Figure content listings
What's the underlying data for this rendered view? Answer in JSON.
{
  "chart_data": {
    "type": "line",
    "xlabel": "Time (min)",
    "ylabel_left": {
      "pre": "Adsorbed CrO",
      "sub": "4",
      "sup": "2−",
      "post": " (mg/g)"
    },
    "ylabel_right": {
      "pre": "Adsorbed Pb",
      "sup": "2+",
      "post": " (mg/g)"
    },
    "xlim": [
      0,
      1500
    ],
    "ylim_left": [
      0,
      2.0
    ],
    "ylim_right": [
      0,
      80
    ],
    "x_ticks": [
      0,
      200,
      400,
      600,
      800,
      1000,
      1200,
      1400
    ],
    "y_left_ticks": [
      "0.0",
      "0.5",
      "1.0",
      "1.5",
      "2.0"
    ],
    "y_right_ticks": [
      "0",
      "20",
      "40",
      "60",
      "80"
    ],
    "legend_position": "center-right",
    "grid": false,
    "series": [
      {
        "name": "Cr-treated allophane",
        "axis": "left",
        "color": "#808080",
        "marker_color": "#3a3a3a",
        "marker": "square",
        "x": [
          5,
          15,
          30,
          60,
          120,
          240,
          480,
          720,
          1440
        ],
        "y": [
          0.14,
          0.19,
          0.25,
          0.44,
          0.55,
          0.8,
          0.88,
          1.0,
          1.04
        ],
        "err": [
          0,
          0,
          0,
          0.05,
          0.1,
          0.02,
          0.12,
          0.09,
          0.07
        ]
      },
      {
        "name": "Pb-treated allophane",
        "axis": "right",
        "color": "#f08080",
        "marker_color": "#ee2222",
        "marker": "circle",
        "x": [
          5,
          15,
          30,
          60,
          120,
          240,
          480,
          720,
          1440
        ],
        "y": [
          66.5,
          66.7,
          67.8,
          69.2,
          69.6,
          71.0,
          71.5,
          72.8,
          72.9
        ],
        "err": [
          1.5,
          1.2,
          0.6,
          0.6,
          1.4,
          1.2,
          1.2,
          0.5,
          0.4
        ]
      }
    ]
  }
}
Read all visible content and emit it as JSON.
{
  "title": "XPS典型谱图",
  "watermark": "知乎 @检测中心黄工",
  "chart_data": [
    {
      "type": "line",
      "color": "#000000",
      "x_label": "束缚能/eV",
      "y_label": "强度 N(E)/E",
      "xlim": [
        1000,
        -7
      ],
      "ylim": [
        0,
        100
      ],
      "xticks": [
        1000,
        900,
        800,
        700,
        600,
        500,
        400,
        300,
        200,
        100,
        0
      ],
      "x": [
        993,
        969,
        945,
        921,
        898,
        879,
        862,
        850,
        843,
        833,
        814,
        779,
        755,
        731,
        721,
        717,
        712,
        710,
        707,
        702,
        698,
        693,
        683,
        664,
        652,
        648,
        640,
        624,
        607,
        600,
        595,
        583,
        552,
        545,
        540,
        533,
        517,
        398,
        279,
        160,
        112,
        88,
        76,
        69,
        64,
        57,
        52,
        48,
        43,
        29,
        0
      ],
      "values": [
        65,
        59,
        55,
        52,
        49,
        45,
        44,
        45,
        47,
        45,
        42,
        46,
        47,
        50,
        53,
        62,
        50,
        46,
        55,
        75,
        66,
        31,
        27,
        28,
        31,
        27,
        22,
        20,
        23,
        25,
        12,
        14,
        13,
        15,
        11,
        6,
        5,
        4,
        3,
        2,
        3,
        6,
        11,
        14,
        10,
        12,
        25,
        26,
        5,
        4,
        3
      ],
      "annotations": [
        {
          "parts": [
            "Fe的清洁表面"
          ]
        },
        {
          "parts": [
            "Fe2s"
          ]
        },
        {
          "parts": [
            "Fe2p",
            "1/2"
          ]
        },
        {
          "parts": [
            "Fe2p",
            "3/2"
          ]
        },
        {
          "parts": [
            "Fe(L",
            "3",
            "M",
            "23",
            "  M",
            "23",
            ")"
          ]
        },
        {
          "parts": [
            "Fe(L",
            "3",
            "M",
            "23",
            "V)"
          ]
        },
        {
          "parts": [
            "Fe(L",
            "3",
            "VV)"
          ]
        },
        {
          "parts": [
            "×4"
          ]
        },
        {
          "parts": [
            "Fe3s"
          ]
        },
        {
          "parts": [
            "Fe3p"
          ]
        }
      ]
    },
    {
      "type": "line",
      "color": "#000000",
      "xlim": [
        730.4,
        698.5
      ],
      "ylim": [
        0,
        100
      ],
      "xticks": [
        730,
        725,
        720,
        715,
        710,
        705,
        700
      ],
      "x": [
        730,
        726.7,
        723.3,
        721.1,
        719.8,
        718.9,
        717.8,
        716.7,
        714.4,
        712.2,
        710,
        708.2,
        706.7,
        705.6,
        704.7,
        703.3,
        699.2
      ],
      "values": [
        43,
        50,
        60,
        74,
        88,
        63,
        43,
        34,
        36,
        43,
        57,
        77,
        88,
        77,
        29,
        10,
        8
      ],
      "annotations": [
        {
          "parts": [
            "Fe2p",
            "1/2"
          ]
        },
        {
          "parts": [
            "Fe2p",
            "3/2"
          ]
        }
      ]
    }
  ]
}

### OBJECTIVE
Output every entry shown above, exactly.

### SOLUTION
What's the underlying data for this rendered view? Answer in JSON.
{
  "chart_data": {
    "type": "line",
    "xlabel": "Time (min)",
    "ylabel_left": {
      "pre": "Adsorbed CrO",
      "sub": "4",
      "sup": "2−",
      "post": " (mg/g)"
    },
    "ylabel_right": {
      "pre": "Adsorbed Pb",
      "sup": "2+",
      "post": " (mg/g)"
    },
    "xlim": [
      0,
      1500
    ],
    "ylim_left": [
      0,
      2.0
    ],
    "ylim_right": [
      0,
      80
    ],
    "x_ticks": [
      0,
      200,
      400,
      600,
      800,
      1000,
      1200,
      1400
    ],
    "y_left_ticks": [
      "0.0",
      "0.5",
      "1.0",
      "1.5",
      "2.0"
    ],
    "y_right_ticks": [
      "0",
      "20",
      "40",
      "60",
      "80"
    ],
    "legend_position": "center-right",
    "grid": false,
    "series": [
      {
        "name": "Cr-treated allophane",
        "axis": "left",
        "color": "#808080",
        "marker_color": "#3a3a3a",
        "marker": "square",
        "x": [
          5,
          15,
          30,
          60,
          120,
          240,
          480,
          720,
          1440
        ],
        "y": [
          0.14,
          0.19,
          0.25,
          0.44,
          0.55,
          0.8,
          0.88,
          1.0,
          1.04
        ],
        "err": [
          0,
          0,
          0,
          0.05,
          0.1,
          0.02,
          0.12,
          0.09,
          0.07
        ]
      },
      {
        "name": "Pb-treated allophane",
        "axis": "right",
        "color": "#f08080",
        "marker_color": "#ee2222",
        "marker": "circle",
        "x": [
          5,
          15,
          30,
          60,
          120,
          240,
          480,
          720,
          1440
        ],
        "y": [
          66.5,
          66.7,
          67.8,
          69.2,
          69.6,
          71.0,
          71.5,
          72.8,
          72.9
        ],
        "err": [
          1.5,
          1.2,
          0.6,
          0.6,
          1.4,
          1.2,
          1.2,
          0.5,
          0.4
        ]
      }
    ]
  }
}
Read all visible content and emit it as JSON.
{
  "title": "XPS典型谱图",
  "watermark": "知乎 @检测中心黄工",
  "chart_data": [
    {
      "type": "line",
      "color": "#000000",
      "x_label": "束缚能/eV",
      "y_label": "强度 N(E)/E",
      "xlim": [
        1000,
        -7
      ],
      "ylim": [
        0,
        100
      ],
      "xticks": [
        1000,
        900,
        800,
        700,
        600,
        500,
        400,
        300,
        200,
        100,
        0
      ],
      "x": [
        993,
        969,
        945,
        921,
        898,
        879,
        862,
        850,
        843,
        833,
        814,
        779,
        755,
        731,
        721,
        717,
        712,
        710,
        707,
        702,
        698,
        693,
        683,
        664,
        652,
        648,
        640,
        624,
        607,
        600,
        595,
        583,
        552,
        545,
        540,
        533,
        517,
        398,
        279,
        160,
        112,
        88,
        76,
        69,
        64,
        57,
        52,
        48,
        43,
        29,
        0
      ],
      "values": [
        65,
        59,
        55,
        52,
        49,
        45,
        44,
        45,
        47,
        45,
        42,
        46,
        47,
        50,
        53,
        62,
        50,
        46,
        55,
        75,
        66,
        31,
        27,
        28,
        31,
        27,
        22,
        20,
        23,
        25,
        12,
        14,
        13,
        15,
        11,
        6,
        5,
        4,
        3,
        2,
        3,
        6,
        11,
        14,
        10,
        12,
        25,
        26,
        5,
        4,
        3
      ],
      "annotations": [
        {
          "parts": [
            "Fe的清洁表面"
          ]
        },
        {
          "parts": [
            "Fe2s"
          ]
        },
        {
          "parts": [
            "Fe2p",
            "1/2"
          ]
        },
        {
          "parts": [
            "Fe2p",
            "3/2"
          ]
        },
        {
          "parts": [
            "Fe(L",
            "3",
            "M",
            "23",
            "  M",
            "23",
            ")"
          ]
        },
        {
          "parts": [
            "Fe(L",
            "3",
            "M",
            "23",
            "V)"
          ]
        },
        {
          "parts": [
            "Fe(L",
            "3",
            "VV)"
          ]
        },
        {
          "parts": [
            "×4"
          ]
        },
        {
          "parts": [
            "Fe3s"
          ]
        },
        {
          "parts": [
            "Fe3p"
          ]
        }
      ]
    },
    {
      "type": "line",
      "color": "#000000",
      "xlim": [
        730.4,
        698.5
      ],
      "ylim": [
        0,
        100
      ],
      "xticks": [
        730,
        725,
        720,
        715,
        710,
        705,
        700
      ],
      "x": [
        730,
        726.7,
        723.3,
        721.1,
        719.8,
        718.9,
        717.8,
        716.7,
        714.4,
        712.2,
        710,
        708.2,
        706.7,
        705.6,
        704.7,
        703.3,
        699.2
      ],
      "values": [
        43,
        50,
        60,
        74,
        88,
        63,
        43,
        34,
        36,
        43,
        57,
        77,
        88,
        77,
        29,
        10,
        8
      ],
      "annotations": [
        {
          "parts": [
            "Fe2p",
            "1/2"
          ]
        },
        {
          "parts": [
            "Fe2p",
            "3/2"
          ]
        }
      ]
    }
  ]
}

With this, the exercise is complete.